#### WHAT IS NEEDED:
In the data, extract each line that holds the string "Microsoft".

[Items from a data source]
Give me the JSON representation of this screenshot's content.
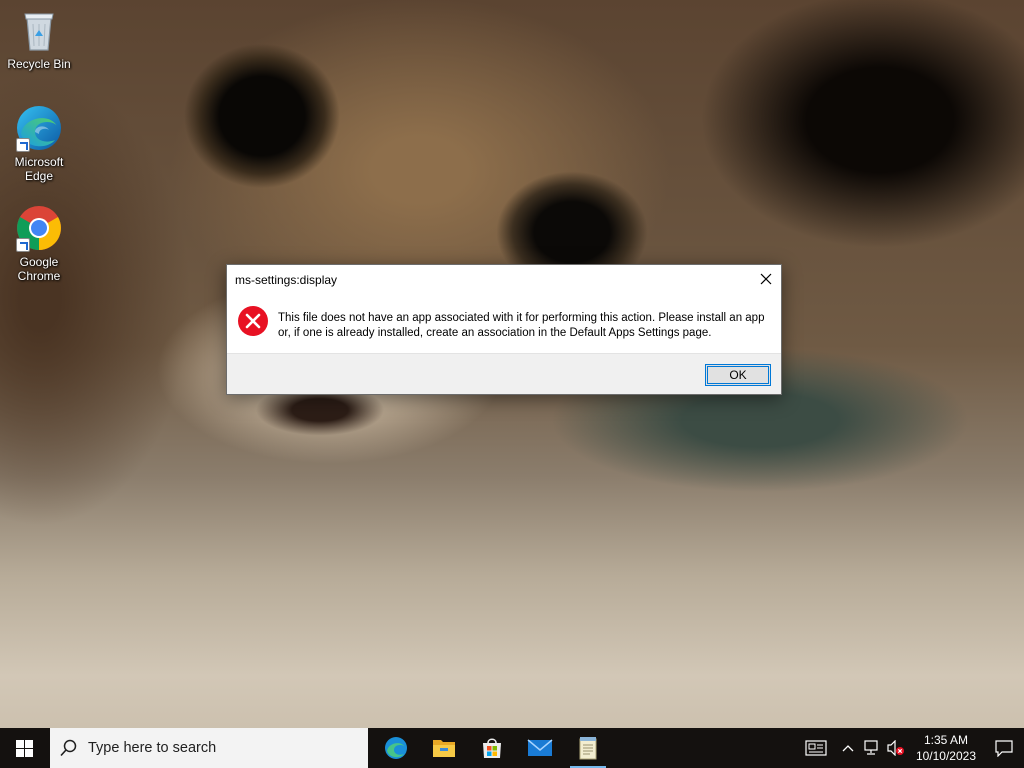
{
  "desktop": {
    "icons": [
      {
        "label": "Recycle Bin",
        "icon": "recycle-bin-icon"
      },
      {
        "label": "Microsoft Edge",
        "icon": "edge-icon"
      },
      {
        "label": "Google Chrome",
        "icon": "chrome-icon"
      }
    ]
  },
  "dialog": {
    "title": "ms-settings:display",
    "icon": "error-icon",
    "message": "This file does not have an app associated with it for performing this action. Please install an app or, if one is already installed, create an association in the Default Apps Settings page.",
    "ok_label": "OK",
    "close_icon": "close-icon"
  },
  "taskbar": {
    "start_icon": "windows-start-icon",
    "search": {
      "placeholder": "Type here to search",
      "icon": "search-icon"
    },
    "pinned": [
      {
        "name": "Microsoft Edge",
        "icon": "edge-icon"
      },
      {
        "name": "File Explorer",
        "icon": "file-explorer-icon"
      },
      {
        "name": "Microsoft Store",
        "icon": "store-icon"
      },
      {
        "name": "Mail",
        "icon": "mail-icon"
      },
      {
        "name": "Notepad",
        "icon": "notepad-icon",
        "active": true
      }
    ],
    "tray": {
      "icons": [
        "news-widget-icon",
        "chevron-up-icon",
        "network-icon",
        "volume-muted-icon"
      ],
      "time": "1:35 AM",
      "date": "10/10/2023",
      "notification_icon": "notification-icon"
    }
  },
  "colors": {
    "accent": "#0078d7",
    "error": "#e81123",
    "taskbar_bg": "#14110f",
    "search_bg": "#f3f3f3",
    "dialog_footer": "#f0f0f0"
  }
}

#### EXERCISE RESULT:
        "label": "Microsoft Edge",
        "name": "Microsoft Edge",
        "name": "Microsoft Store",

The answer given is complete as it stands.